■ **Stored records**
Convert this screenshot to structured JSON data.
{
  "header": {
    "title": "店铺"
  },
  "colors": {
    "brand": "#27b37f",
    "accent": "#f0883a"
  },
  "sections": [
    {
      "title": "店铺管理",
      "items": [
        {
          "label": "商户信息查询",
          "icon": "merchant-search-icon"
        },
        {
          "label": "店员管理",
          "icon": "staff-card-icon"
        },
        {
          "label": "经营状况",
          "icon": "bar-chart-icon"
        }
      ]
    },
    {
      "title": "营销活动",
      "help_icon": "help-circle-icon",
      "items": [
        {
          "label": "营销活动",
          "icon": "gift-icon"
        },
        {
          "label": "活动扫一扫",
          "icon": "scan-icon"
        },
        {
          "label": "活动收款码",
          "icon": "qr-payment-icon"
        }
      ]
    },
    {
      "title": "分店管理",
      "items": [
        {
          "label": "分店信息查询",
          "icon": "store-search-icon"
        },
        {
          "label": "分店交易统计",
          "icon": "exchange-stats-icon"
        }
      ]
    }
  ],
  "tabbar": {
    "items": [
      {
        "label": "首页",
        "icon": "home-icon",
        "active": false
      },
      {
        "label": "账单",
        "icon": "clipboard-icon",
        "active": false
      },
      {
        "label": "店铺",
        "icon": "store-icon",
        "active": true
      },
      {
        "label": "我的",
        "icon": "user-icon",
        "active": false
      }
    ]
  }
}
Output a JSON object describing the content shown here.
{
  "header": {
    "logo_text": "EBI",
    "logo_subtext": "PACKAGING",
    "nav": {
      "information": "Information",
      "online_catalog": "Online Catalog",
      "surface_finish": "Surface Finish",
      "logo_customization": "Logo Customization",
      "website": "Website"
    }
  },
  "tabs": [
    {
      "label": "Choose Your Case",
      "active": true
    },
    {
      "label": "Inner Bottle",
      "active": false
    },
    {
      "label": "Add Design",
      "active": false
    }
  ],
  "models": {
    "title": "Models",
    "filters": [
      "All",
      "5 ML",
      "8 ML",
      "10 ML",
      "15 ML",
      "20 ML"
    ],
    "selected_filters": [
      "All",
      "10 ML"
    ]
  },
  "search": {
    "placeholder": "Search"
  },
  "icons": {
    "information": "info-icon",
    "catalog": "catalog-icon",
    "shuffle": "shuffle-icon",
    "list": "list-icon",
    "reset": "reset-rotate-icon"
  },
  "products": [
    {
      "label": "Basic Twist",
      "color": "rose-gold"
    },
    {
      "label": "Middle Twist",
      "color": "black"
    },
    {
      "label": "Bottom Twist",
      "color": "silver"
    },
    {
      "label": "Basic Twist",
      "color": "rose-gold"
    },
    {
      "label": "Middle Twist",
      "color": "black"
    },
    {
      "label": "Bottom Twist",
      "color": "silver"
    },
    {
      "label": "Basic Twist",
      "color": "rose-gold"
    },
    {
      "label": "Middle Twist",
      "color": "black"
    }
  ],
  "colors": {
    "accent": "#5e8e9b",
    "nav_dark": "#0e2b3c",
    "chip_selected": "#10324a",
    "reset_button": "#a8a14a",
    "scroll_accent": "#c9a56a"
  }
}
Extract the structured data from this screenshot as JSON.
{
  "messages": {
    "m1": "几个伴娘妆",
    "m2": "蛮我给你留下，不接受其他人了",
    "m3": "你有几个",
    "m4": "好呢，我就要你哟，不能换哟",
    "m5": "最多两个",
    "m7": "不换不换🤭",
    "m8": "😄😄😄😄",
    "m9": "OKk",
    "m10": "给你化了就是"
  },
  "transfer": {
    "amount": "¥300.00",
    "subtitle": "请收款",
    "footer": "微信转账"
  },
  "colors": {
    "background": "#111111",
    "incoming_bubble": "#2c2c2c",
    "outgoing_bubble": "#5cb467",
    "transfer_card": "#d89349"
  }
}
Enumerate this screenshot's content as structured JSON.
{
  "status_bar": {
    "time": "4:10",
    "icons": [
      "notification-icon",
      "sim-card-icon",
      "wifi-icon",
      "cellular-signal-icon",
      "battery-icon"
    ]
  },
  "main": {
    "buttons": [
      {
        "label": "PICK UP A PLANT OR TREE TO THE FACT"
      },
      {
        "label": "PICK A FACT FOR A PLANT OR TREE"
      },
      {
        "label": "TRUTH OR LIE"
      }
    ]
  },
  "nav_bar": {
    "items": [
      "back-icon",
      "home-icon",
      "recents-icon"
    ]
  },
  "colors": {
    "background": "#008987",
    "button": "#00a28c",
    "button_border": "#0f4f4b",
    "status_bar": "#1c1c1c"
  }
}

■ **Task to complete**
Copy out exactly the lines from the line with "Extract the structured" to the end of the listing, including both of those lines, and give nothing else.

■ **Written response**
Extract the structured data from this screenshot as JSON.
{
  "messages": {
    "m1": "几个伴娘妆",
    "m2": "蛮我给你留下，不接受其他人了",
    "m3": "你有几个",
    "m4": "好呢，我就要你哟，不能换哟",
    "m5": "最多两个",
    "m7": "不换不换🤭",
    "m8": "😄😄😄😄",
    "m9": "OKk",
    "m10": "给你化了就是"
  },
  "transfer": {
    "amount": "¥300.00",
    "subtitle": "请收款",
    "footer": "微信转账"
  },
  "colors": {
    "background": "#111111",
    "incoming_bubble": "#2c2c2c",
    "outgoing_bubble": "#5cb467",
    "transfer_card": "#d89349"
  }
}
Enumerate this screenshot's content as structured JSON.
{
  "status_bar": {
    "time": "4:10",
    "icons": [
      "notification-icon",
      "sim-card-icon",
      "wifi-icon",
      "cellular-signal-icon",
      "battery-icon"
    ]
  },
  "main": {
    "buttons": [
      {
        "label": "PICK UP A PLANT OR TREE TO THE FACT"
      },
      {
        "label": "PICK A FACT FOR A PLANT OR TREE"
      },
      {
        "label": "TRUTH OR LIE"
      }
    ]
  },
  "nav_bar": {
    "items": [
      "back-icon",
      "home-icon",
      "recents-icon"
    ]
  },
  "colors": {
    "background": "#008987",
    "button": "#00a28c",
    "button_border": "#0f4f4b",
    "status_bar": "#1c1c1c"
  }
}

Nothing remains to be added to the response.